Prompt
Give every line below again, exactly.

Excerpted data
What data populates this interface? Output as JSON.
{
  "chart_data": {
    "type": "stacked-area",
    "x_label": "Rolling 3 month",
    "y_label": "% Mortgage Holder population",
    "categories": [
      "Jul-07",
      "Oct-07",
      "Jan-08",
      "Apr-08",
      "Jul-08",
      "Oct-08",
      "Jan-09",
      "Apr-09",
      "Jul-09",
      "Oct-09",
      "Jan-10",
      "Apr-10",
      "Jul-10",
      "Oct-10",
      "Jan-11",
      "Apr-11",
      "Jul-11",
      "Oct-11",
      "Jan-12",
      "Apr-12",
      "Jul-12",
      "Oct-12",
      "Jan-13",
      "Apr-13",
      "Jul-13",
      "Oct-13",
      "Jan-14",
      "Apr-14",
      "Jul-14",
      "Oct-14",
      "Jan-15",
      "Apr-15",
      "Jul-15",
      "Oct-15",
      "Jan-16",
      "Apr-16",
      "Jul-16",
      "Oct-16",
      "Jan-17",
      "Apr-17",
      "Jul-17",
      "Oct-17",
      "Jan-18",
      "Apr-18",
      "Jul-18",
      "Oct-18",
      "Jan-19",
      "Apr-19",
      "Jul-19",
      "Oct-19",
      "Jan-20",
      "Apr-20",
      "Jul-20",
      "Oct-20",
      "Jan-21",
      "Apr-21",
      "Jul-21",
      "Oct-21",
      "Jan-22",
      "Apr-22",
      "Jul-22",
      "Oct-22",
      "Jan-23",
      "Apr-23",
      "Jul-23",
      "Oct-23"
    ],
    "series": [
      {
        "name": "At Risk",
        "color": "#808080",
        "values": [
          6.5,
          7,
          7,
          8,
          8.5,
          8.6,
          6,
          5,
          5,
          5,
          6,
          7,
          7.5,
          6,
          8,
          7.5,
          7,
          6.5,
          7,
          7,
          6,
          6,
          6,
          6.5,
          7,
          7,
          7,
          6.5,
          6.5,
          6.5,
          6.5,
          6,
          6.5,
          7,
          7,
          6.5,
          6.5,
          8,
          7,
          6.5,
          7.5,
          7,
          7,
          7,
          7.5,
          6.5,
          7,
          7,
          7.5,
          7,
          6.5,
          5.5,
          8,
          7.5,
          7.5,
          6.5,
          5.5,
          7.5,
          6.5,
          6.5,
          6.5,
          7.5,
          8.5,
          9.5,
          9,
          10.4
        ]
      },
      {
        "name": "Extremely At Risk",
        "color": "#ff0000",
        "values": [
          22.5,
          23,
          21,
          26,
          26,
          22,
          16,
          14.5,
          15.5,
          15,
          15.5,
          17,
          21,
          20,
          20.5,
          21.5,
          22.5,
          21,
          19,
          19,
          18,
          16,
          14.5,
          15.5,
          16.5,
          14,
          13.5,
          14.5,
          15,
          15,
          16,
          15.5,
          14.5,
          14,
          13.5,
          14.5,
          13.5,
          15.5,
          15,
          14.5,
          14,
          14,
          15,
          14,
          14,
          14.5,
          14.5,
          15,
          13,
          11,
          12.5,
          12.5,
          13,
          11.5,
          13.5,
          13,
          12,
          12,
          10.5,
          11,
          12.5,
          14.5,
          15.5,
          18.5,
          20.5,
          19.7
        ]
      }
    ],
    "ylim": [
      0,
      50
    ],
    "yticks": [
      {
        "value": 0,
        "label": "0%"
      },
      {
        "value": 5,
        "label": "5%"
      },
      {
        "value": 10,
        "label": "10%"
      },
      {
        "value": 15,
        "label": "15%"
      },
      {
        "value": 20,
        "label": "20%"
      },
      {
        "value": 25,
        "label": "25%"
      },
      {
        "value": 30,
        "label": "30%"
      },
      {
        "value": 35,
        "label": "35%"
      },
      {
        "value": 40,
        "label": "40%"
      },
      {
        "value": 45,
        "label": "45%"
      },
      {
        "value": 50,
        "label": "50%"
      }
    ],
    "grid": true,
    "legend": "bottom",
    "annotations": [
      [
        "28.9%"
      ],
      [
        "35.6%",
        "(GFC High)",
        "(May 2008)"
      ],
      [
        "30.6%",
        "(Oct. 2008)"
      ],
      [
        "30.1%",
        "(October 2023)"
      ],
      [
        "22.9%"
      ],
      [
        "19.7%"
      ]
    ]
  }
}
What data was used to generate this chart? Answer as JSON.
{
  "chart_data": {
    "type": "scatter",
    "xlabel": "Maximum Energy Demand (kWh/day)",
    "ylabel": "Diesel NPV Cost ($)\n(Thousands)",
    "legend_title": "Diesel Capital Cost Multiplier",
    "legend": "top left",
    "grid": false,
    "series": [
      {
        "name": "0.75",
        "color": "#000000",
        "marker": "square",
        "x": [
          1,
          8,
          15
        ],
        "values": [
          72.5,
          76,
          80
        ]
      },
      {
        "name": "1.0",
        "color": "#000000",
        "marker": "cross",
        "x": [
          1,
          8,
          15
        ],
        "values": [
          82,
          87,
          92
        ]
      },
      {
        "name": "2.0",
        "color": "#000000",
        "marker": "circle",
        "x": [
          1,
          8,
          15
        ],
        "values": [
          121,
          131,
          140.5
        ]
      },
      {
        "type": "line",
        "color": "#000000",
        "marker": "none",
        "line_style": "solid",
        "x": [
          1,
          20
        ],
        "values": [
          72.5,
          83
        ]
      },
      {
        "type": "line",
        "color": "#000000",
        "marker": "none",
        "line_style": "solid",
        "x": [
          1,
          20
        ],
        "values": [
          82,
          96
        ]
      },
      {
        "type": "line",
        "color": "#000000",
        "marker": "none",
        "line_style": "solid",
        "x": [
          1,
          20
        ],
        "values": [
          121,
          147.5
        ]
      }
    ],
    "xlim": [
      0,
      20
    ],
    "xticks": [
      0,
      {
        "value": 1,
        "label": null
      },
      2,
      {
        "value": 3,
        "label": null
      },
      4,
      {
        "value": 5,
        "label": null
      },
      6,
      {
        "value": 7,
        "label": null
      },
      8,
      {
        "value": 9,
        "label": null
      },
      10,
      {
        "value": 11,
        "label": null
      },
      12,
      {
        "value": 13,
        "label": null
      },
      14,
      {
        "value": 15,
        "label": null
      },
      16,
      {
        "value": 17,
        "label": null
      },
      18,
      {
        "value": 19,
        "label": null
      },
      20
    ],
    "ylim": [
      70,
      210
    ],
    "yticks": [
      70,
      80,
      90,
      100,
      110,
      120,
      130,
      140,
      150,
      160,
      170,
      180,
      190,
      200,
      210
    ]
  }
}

Answer to the problem
What data populates this interface? Output as JSON.
{
  "chart_data": {
    "type": "stacked-area",
    "x_label": "Rolling 3 month",
    "y_label": "% Mortgage Holder population",
    "categories": [
      "Jul-07",
      "Oct-07",
      "Jan-08",
      "Apr-08",
      "Jul-08",
      "Oct-08",
      "Jan-09",
      "Apr-09",
      "Jul-09",
      "Oct-09",
      "Jan-10",
      "Apr-10",
      "Jul-10",
      "Oct-10",
      "Jan-11",
      "Apr-11",
      "Jul-11",
      "Oct-11",
      "Jan-12",
      "Apr-12",
      "Jul-12",
      "Oct-12",
      "Jan-13",
      "Apr-13",
      "Jul-13",
      "Oct-13",
      "Jan-14",
      "Apr-14",
      "Jul-14",
      "Oct-14",
      "Jan-15",
      "Apr-15",
      "Jul-15",
      "Oct-15",
      "Jan-16",
      "Apr-16",
      "Jul-16",
      "Oct-16",
      "Jan-17",
      "Apr-17",
      "Jul-17",
      "Oct-17",
      "Jan-18",
      "Apr-18",
      "Jul-18",
      "Oct-18",
      "Jan-19",
      "Apr-19",
      "Jul-19",
      "Oct-19",
      "Jan-20",
      "Apr-20",
      "Jul-20",
      "Oct-20",
      "Jan-21",
      "Apr-21",
      "Jul-21",
      "Oct-21",
      "Jan-22",
      "Apr-22",
      "Jul-22",
      "Oct-22",
      "Jan-23",
      "Apr-23",
      "Jul-23",
      "Oct-23"
    ],
    "series": [
      {
        "name": "At Risk",
        "color": "#808080",
        "values": [
          6.5,
          7,
          7,
          8,
          8.5,
          8.6,
          6,
          5,
          5,
          5,
          6,
          7,
          7.5,
          6,
          8,
          7.5,
          7,
          6.5,
          7,
          7,
          6,
          6,
          6,
          6.5,
          7,
          7,
          7,
          6.5,
          6.5,
          6.5,
          6.5,
          6,
          6.5,
          7,
          7,
          6.5,
          6.5,
          8,
          7,
          6.5,
          7.5,
          7,
          7,
          7,
          7.5,
          6.5,
          7,
          7,
          7.5,
          7,
          6.5,
          5.5,
          8,
          7.5,
          7.5,
          6.5,
          5.5,
          7.5,
          6.5,
          6.5,
          6.5,
          7.5,
          8.5,
          9.5,
          9,
          10.4
        ]
      },
      {
        "name": "Extremely At Risk",
        "color": "#ff0000",
        "values": [
          22.5,
          23,
          21,
          26,
          26,
          22,
          16,
          14.5,
          15.5,
          15,
          15.5,
          17,
          21,
          20,
          20.5,
          21.5,
          22.5,
          21,
          19,
          19,
          18,
          16,
          14.5,
          15.5,
          16.5,
          14,
          13.5,
          14.5,
          15,
          15,
          16,
          15.5,
          14.5,
          14,
          13.5,
          14.5,
          13.5,
          15.5,
          15,
          14.5,
          14,
          14,
          15,
          14,
          14,
          14.5,
          14.5,
          15,
          13,
          11,
          12.5,
          12.5,
          13,
          11.5,
          13.5,
          13,
          12,
          12,
          10.5,
          11,
          12.5,
          14.5,
          15.5,
          18.5,
          20.5,
          19.7
        ]
      }
    ],
    "ylim": [
      0,
      50
    ],
    "yticks": [
      {
        "value": 0,
        "label": "0%"
      },
      {
        "value": 5,
        "label": "5%"
      },
      {
        "value": 10,
        "label": "10%"
      },
      {
        "value": 15,
        "label": "15%"
      },
      {
        "value": 20,
        "label": "20%"
      },
      {
        "value": 25,
        "label": "25%"
      },
      {
        "value": 30,
        "label": "30%"
      },
      {
        "value": 35,
        "label": "35%"
      },
      {
        "value": 40,
        "label": "40%"
      },
      {
        "value": 45,
        "label": "45%"
      },
      {
        "value": 50,
        "label": "50%"
      }
    ],
    "grid": true,
    "legend": "bottom",
    "annotations": [
      [
        "28.9%"
      ],
      [
        "35.6%",
        "(GFC High)",
        "(May 2008)"
      ],
      [
        "30.6%",
        "(Oct. 2008)"
      ],
      [
        "30.1%",
        "(October 2023)"
      ],
      [
        "22.9%"
      ],
      [
        "19.7%"
      ]
    ]
  }
}
What data was used to generate this chart? Answer as JSON.
{
  "chart_data": {
    "type": "scatter",
    "xlabel": "Maximum Energy Demand (kWh/day)",
    "ylabel": "Diesel NPV Cost ($)\n(Thousands)",
    "legend_title": "Diesel Capital Cost Multiplier",
    "legend": "top left",
    "grid": false,
    "series": [
      {
        "name": "0.75",
        "color": "#000000",
        "marker": "square",
        "x": [
          1,
          8,
          15
        ],
        "values": [
          72.5,
          76,
          80
        ]
      },
      {
        "name": "1.0",
        "color": "#000000",
        "marker": "cross",
        "x": [
          1,
          8,
          15
        ],
        "values": [
          82,
          87,
          92
        ]
      },
      {
        "name": "2.0",
        "color": "#000000",
        "marker": "circle",
        "x": [
          1,
          8,
          15
        ],
        "values": [
          121,
          131,
          140.5
        ]
      },
      {
        "type": "line",
        "color": "#000000",
        "marker": "none",
        "line_style": "solid",
        "x": [
          1,
          20
        ],
        "values": [
          72.5,
          83
        ]
      },
      {
        "type": "line",
        "color": "#000000",
        "marker": "none",
        "line_style": "solid",
        "x": [
          1,
          20
        ],
        "values": [
          82,
          96
        ]
      },
      {
        "type": "line",
        "color": "#000000",
        "marker": "none",
        "line_style": "solid",
        "x": [
          1,
          20
        ],
        "values": [
          121,
          147.5
        ]
      }
    ],
    "xlim": [
      0,
      20
    ],
    "xticks": [
      0,
      {
        "value": 1,
        "label": null
      },
      2,
      {
        "value": 3,
        "label": null
      },
      4,
      {
        "value": 5,
        "label": null
      },
      6,
      {
        "value": 7,
        "label": null
      },
      8,
      {
        "value": 9,
        "label": null
      },
      10,
      {
        "value": 11,
        "label": null
      },
      12,
      {
        "value": 13,
        "label": null
      },
      14,
      {
        "value": 15,
        "label": null
      },
      16,
      {
        "value": 17,
        "label": null
      },
      18,
      {
        "value": 19,
        "label": null
      },
      20
    ],
    "ylim": [
      70,
      210
    ],
    "yticks": [
      70,
      80,
      90,
      100,
      110,
      120,
      130,
      140,
      150,
      160,
      170,
      180,
      190,
      200,
      210
    ]
  }
}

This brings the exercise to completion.